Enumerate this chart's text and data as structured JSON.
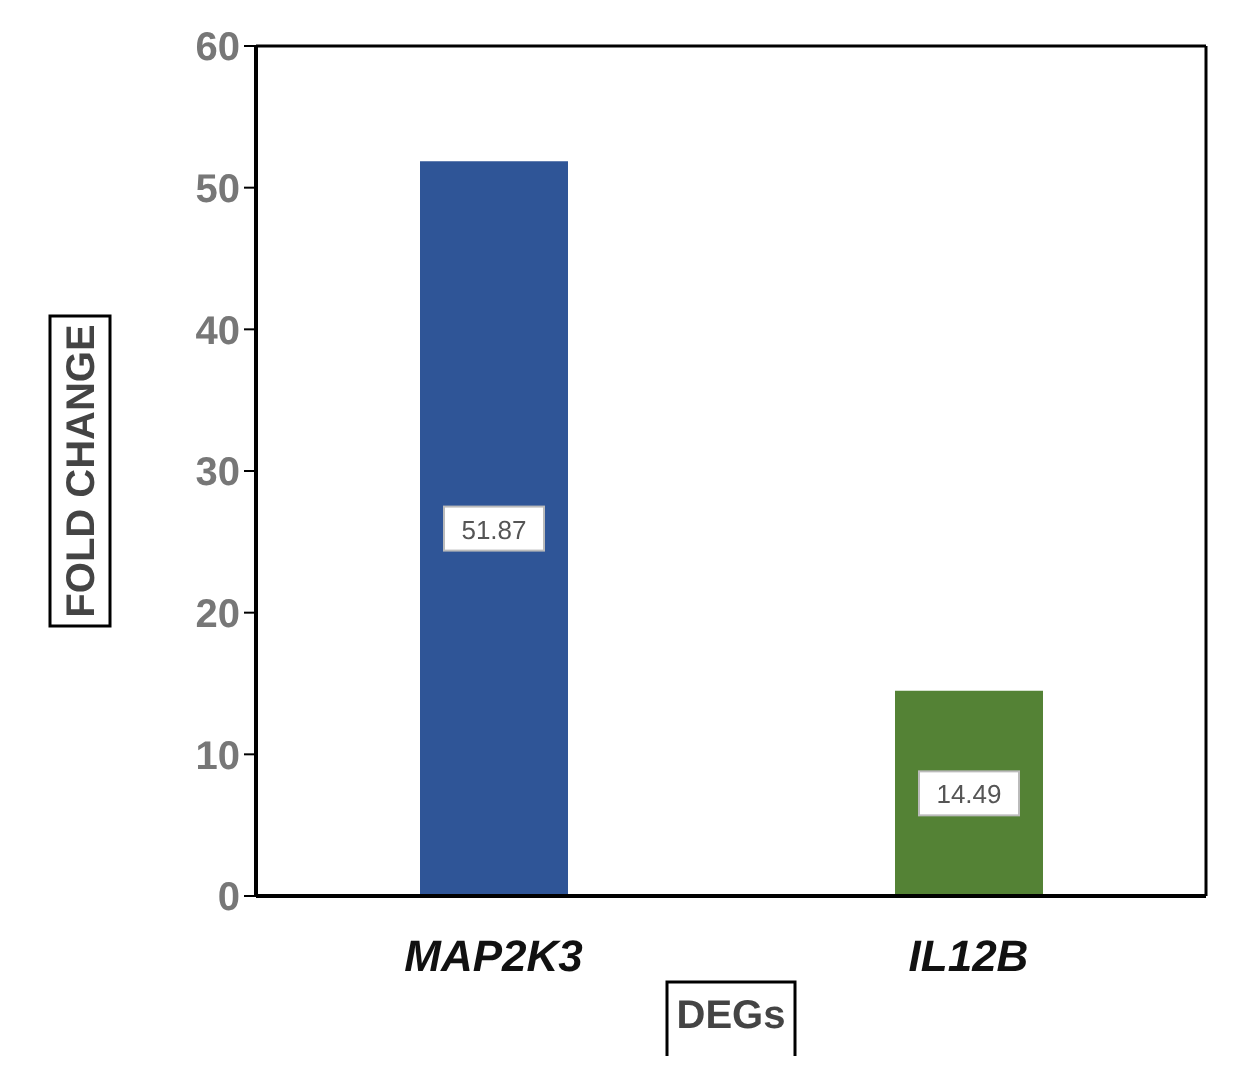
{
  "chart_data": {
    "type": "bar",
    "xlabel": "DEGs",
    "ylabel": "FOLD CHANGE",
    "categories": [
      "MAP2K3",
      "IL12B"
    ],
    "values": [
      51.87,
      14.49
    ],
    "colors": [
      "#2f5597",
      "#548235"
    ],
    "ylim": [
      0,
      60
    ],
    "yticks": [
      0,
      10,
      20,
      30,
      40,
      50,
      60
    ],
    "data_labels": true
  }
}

[Your objective]
Write out all the entries again, word for word, and print no images.

[Result]
Enumerate this chart's text and data as structured JSON.
{
  "chart_data": {
    "type": "bar",
    "xlabel": "DEGs",
    "ylabel": "FOLD CHANGE",
    "categories": [
      "MAP2K3",
      "IL12B"
    ],
    "values": [
      51.87,
      14.49
    ],
    "colors": [
      "#2f5597",
      "#548235"
    ],
    "ylim": [
      0,
      60
    ],
    "yticks": [
      0,
      10,
      20,
      30,
      40,
      50,
      60
    ],
    "data_labels": true
  }
}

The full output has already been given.